- **INSTRUCTION**
Transcribe the data that follows precisely, omitting nothing.

- **PROVIDED INFORMATION**
►
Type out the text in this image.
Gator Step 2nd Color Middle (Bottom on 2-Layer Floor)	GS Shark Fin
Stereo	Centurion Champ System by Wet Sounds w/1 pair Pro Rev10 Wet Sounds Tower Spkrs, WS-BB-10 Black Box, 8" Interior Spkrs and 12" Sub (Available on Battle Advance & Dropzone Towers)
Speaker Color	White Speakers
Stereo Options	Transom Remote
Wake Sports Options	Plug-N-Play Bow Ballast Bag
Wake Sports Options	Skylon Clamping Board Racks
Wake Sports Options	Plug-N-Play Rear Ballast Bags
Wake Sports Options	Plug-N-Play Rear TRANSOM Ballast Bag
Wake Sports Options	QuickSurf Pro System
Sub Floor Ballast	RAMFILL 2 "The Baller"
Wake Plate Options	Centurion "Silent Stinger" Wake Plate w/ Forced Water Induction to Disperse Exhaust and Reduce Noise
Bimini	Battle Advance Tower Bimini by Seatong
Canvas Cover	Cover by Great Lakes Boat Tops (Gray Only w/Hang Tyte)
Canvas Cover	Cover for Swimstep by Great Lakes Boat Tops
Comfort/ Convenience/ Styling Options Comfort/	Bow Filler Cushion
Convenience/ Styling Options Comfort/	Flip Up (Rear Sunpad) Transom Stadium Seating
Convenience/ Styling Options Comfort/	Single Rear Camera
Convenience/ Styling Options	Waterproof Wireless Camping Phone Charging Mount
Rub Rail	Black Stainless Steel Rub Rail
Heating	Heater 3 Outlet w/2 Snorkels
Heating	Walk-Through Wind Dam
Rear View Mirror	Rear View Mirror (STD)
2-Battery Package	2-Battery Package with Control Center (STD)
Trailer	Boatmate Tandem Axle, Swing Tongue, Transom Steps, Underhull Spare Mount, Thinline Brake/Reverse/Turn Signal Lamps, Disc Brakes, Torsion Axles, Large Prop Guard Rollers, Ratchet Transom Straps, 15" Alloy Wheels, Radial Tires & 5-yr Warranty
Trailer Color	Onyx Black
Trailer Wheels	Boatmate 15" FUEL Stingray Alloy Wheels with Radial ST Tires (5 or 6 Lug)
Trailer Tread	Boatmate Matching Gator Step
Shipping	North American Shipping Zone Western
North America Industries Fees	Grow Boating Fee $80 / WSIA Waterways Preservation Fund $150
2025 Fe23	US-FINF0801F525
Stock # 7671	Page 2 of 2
◄
- **THE RESULT**
Type out the text in this image.
Gator Step 2nd Color Middle (Bottom on 2-Layer Floor)	GS Shark Fin
Stereo	Centurion Champ System by Wet Sounds w/1 pair Pro Rev10 Wet Sounds Tower Spkrs, WS-BB-10 Black Box, 8" Interior Spkrs and 12" Sub (Available on Battle Advance & Dropzone Towers)
Speaker Color	White Speakers
Stereo Options	Transom Remote
Wake Sports Options	Plug-N-Play Bow Ballast Bag
Wake Sports Options	Skylon Clamping Board Racks
Wake Sports Options	Plug-N-Play Rear Ballast Bags
Wake Sports Options	Plug-N-Play Rear TRANSOM Ballast Bag
Wake Sports Options	QuickSurf Pro System
Sub Floor Ballast	RAMFILL 2 "The Baller"
Wake Plate Options	Centurion "Silent Stinger" Wake Plate w/ Forced Water Induction to Disperse Exhaust and Reduce Noise
Bimini	Battle Advance Tower Bimini by Seatong
Canvas Cover	Cover by Great Lakes Boat Tops (Gray Only w/Hang Tyte)
Canvas Cover	Cover for Swimstep by Great Lakes Boat Tops
Comfort/ Convenience/ Styling Options Comfort/	Bow Filler Cushion
Convenience/ Styling Options Comfort/	Flip Up (Rear Sunpad) Transom Stadium Seating
Convenience/ Styling Options Comfort/	Single Rear Camera
Convenience/ Styling Options	Waterproof Wireless Camping Phone Charging Mount
Rub Rail	Black Stainless Steel Rub Rail
Heating	Heater 3 Outlet w/2 Snorkels
Heating	Walk-Through Wind Dam
Rear View Mirror	Rear View Mirror (STD)
2-Battery Package	2-Battery Package with Control Center (STD)
Trailer	Boatmate Tandem Axle, Swing Tongue, Transom Steps, Underhull Spare Mount, Thinline Brake/Reverse/Turn Signal Lamps, Disc Brakes, Torsion Axles, Large Prop Guard Rollers, Ratchet Transom Straps, 15" Alloy Wheels, Radial Tires & 5-yr Warranty
Trailer Color	Onyx Black
Trailer Wheels	Boatmate 15" FUEL Stingray Alloy Wheels with Radial ST Tires (5 or 6 Lug)
Trailer Tread	Boatmate Matching Gator Step
Shipping	North American Shipping Zone Western
North America Industries Fees	Grow Boating Fee $80 / WSIA Waterways Preservation Fund $150
2025 Fe23	US-FINF0801F525
Stock # 7671	Page 2 of 2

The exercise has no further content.